**Your instructions:**
Produce a verbatim copy of the entries listed below.
--- START OF Input for this task ---
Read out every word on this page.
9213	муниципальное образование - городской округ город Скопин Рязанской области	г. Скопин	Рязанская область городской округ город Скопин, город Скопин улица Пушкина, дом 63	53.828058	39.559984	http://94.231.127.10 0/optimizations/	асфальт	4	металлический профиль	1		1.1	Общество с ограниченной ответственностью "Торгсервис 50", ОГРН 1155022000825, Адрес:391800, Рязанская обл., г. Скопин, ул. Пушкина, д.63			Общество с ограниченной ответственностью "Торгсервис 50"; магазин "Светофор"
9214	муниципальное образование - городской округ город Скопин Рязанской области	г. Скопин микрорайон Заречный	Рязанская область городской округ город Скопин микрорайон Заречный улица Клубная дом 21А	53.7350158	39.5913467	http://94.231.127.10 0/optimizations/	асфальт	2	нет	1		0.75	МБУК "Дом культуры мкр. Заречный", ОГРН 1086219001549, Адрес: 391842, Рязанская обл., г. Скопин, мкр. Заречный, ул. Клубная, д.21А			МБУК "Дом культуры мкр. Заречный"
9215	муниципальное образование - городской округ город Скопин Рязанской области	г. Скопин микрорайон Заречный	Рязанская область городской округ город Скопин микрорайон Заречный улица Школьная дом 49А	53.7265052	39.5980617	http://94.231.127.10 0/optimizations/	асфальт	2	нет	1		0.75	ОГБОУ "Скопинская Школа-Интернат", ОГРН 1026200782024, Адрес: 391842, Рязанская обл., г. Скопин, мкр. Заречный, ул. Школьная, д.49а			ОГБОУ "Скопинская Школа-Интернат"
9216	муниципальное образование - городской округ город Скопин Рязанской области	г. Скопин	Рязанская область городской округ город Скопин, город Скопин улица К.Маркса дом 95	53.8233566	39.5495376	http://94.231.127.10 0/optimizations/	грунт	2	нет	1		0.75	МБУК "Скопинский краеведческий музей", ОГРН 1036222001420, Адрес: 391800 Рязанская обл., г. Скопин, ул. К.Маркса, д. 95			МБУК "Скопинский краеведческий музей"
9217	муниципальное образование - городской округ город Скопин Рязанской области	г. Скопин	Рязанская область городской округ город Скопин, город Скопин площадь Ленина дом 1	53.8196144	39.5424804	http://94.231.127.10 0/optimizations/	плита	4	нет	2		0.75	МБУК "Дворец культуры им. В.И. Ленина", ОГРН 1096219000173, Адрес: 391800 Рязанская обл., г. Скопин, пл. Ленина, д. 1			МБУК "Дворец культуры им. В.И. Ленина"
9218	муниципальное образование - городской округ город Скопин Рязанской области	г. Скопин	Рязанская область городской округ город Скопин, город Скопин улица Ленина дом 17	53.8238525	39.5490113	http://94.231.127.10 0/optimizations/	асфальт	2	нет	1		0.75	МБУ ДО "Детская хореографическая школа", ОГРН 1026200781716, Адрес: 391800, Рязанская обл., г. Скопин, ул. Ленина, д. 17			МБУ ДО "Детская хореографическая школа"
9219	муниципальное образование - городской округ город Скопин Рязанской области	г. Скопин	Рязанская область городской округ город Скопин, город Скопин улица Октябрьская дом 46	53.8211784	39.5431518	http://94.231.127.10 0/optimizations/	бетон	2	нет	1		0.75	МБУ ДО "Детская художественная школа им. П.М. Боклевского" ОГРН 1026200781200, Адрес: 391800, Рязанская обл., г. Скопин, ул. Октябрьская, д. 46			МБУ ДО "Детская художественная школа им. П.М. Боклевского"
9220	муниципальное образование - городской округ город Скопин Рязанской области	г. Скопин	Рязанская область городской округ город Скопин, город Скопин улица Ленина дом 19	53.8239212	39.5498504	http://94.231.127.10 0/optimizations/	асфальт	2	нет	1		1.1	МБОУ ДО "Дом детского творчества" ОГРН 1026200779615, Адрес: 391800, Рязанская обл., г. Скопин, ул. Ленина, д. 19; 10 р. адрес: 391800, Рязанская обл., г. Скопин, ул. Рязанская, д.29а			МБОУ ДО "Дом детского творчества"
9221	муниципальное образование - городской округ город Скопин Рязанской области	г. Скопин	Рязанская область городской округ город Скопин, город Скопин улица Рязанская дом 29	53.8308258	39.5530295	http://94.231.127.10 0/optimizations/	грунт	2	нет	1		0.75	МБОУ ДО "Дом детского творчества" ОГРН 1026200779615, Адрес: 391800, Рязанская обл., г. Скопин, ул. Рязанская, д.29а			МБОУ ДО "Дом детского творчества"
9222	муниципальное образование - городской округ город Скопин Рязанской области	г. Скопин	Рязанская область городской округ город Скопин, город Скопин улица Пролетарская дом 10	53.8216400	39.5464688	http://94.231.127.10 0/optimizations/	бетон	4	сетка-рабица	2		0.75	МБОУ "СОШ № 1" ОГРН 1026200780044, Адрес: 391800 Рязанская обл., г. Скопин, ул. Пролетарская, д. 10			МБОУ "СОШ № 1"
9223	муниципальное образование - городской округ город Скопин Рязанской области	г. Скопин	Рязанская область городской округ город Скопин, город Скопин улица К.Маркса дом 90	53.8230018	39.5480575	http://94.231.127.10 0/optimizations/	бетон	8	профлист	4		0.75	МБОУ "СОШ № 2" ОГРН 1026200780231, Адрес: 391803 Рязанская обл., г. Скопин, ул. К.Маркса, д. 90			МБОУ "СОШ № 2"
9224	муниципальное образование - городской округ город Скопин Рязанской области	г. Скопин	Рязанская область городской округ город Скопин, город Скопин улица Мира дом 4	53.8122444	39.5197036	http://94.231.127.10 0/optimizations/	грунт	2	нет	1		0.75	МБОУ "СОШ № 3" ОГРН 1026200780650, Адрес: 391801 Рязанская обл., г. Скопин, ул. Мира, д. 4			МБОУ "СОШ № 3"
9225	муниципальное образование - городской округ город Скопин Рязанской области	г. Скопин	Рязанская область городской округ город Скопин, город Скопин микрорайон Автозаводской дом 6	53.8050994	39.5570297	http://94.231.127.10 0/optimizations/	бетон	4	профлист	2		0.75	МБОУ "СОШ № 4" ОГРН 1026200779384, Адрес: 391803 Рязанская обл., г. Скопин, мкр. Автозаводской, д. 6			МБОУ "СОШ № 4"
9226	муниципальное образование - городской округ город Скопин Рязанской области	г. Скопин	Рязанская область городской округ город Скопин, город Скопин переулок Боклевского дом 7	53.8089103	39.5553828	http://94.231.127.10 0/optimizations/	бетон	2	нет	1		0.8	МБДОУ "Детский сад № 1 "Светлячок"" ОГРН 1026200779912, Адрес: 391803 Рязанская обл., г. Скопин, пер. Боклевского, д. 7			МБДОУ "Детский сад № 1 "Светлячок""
--- END OF Input for this task ---
**Answer to this exercise:**
Read out every word on this page.
9213	муниципальное образование - городской округ город Скопин Рязанской области	г. Скопин	Рязанская область городской округ город Скопин, город Скопин улица Пушкина, дом 63	53.828058	39.559984	http://94.231.127.10 0/optimizations/	асфальт	4	металлический профиль	1		1.1	Общество с ограниченной ответственностью "Торгсервис 50", ОГРН 1155022000825, Адрес:391800, Рязанская обл., г. Скопин, ул. Пушкина, д.63			Общество с ограниченной ответственностью "Торгсервис 50"; магазин "Светофор"
9214	муниципальное образование - городской округ город Скопин Рязанской области	г. Скопин микрорайон Заречный	Рязанская область городской округ город Скопин микрорайон Заречный улица Клубная дом 21А	53.7350158	39.5913467	http://94.231.127.10 0/optimizations/	асфальт	2	нет	1		0.75	МБУК "Дом культуры мкр. Заречный", ОГРН 1086219001549, Адрес: 391842, Рязанская обл., г. Скопин, мкр. Заречный, ул. Клубная, д.21А			МБУК "Дом культуры мкр. Заречный"
9215	муниципальное образование - городской округ город Скопин Рязанской области	г. Скопин микрорайон Заречный	Рязанская область городской округ город Скопин микрорайон Заречный улица Школьная дом 49А	53.7265052	39.5980617	http://94.231.127.10 0/optimizations/	асфальт	2	нет	1		0.75	ОГБОУ "Скопинская Школа-Интернат", ОГРН 1026200782024, Адрес: 391842, Рязанская обл., г. Скопин, мкр. Заречный, ул. Школьная, д.49а			ОГБОУ "Скопинская Школа-Интернат"
9216	муниципальное образование - городской округ город Скопин Рязанской области	г. Скопин	Рязанская область городской округ город Скопин, город Скопин улица К.Маркса дом 95	53.8233566	39.5495376	http://94.231.127.10 0/optimizations/	грунт	2	нет	1		0.75	МБУК "Скопинский краеведческий музей", ОГРН 1036222001420, Адрес: 391800 Рязанская обл., г. Скопин, ул. К.Маркса, д. 95			МБУК "Скопинский краеведческий музей"
9217	муниципальное образование - городской округ город Скопин Рязанской области	г. Скопин	Рязанская область городской округ город Скопин, город Скопин площадь Ленина дом 1	53.8196144	39.5424804	http://94.231.127.10 0/optimizations/	плита	4	нет	2		0.75	МБУК "Дворец культуры им. В.И. Ленина", ОГРН 1096219000173, Адрес: 391800 Рязанская обл., г. Скопин, пл. Ленина, д. 1			МБУК "Дворец культуры им. В.И. Ленина"
9218	муниципальное образование - городской округ город Скопин Рязанской области	г. Скопин	Рязанская область городской округ город Скопин, город Скопин улица Ленина дом 17	53.8238525	39.5490113	http://94.231.127.10 0/optimizations/	асфальт	2	нет	1		0.75	МБУ ДО "Детская хореографическая школа", ОГРН 1026200781716, Адрес: 391800, Рязанская обл., г. Скопин, ул. Ленина, д. 17			МБУ ДО "Детская хореографическая школа"
9219	муниципальное образование - городской округ город Скопин Рязанской области	г. Скопин	Рязанская область городской округ город Скопин, город Скопин улица Октябрьская дом 46	53.8211784	39.5431518	http://94.231.127.10 0/optimizations/	бетон	2	нет	1		0.75	МБУ ДО "Детская художественная школа им. П.М. Боклевского" ОГРН 1026200781200, Адрес: 391800, Рязанская обл., г. Скопин, ул. Октябрьская, д. 46			МБУ ДО "Детская художественная школа им. П.М. Боклевского"
9220	муниципальное образование - городской округ город Скопин Рязанской области	г. Скопин	Рязанская область городской округ город Скопин, город Скопин улица Ленина дом 19	53.8239212	39.5498504	http://94.231.127.10 0/optimizations/	асфальт	2	нет	1		1.1	МБОУ ДО "Дом детского творчества" ОГРН 1026200779615, Адрес: 391800, Рязанская обл., г. Скопин, ул. Ленина, д. 19; 10 р. адрес: 391800, Рязанская обл., г. Скопин, ул. Рязанская, д.29а			МБОУ ДО "Дом детского творчества"
9221	муниципальное образование - городской округ город Скопин Рязанской области	г. Скопин	Рязанская область городской округ город Скопин, город Скопин улица Рязанская дом 29	53.8308258	39.5530295	http://94.231.127.10 0/optimizations/	грунт	2	нет	1		0.75	МБОУ ДО "Дом детского творчества" ОГРН 1026200779615, Адрес: 391800, Рязанская обл., г. Скопин, ул. Рязанская, д.29а			МБОУ ДО "Дом детского творчества"
9222	муниципальное образование - городской округ город Скопин Рязанской области	г. Скопин	Рязанская область городской округ город Скопин, город Скопин улица Пролетарская дом 10	53.8216400	39.5464688	http://94.231.127.10 0/optimizations/	бетон	4	сетка-рабица	2		0.75	МБОУ "СОШ № 1" ОГРН 1026200780044, Адрес: 391800 Рязанская обл., г. Скопин, ул. Пролетарская, д. 10			МБОУ "СОШ № 1"
9223	муниципальное образование - городской округ город Скопин Рязанской области	г. Скопин	Рязанская область городской округ город Скопин, город Скопин улица К.Маркса дом 90	53.8230018	39.5480575	http://94.231.127.10 0/optimizations/	бетон	8	профлист	4		0.75	МБОУ "СОШ № 2" ОГРН 1026200780231, Адрес: 391803 Рязанская обл., г. Скопин, ул. К.Маркса, д. 90			МБОУ "СОШ № 2"
9224	муниципальное образование - городской округ город Скопин Рязанской области	г. Скопин	Рязанская область городской округ город Скопин, город Скопин улица Мира дом 4	53.8122444	39.5197036	http://94.231.127.10 0/optimizations/	грунт	2	нет	1		0.75	МБОУ "СОШ № 3" ОГРН 1026200780650, Адрес: 391801 Рязанская обл., г. Скопин, ул. Мира, д. 4			МБОУ "СОШ № 3"
9225	муниципальное образование - городской округ город Скопин Рязанской области	г. Скопин	Рязанская область городской округ город Скопин, город Скопин микрорайон Автозаводской дом 6	53.8050994	39.5570297	http://94.231.127.10 0/optimizations/	бетон	4	профлист	2		0.75	МБОУ "СОШ № 4" ОГРН 1026200779384, Адрес: 391803 Рязанская обл., г. Скопин, мкр. Автозаводской, д. 6			МБОУ "СОШ № 4"
9226	муниципальное образование - городской округ город Скопин Рязанской области	г. Скопин	Рязанская область городской округ город Скопин, город Скопин переулок Боклевского дом 7	53.8089103	39.5553828	http://94.231.127.10 0/optimizations/	бетон	2	нет	1		0.8	МБДОУ "Детский сад № 1 "Светлячок"" ОГРН 1026200779912, Адрес: 391803 Рязанская обл., г. Скопин, пер. Боклевского, д. 7			МБДОУ "Детский сад № 1 "Светлячок""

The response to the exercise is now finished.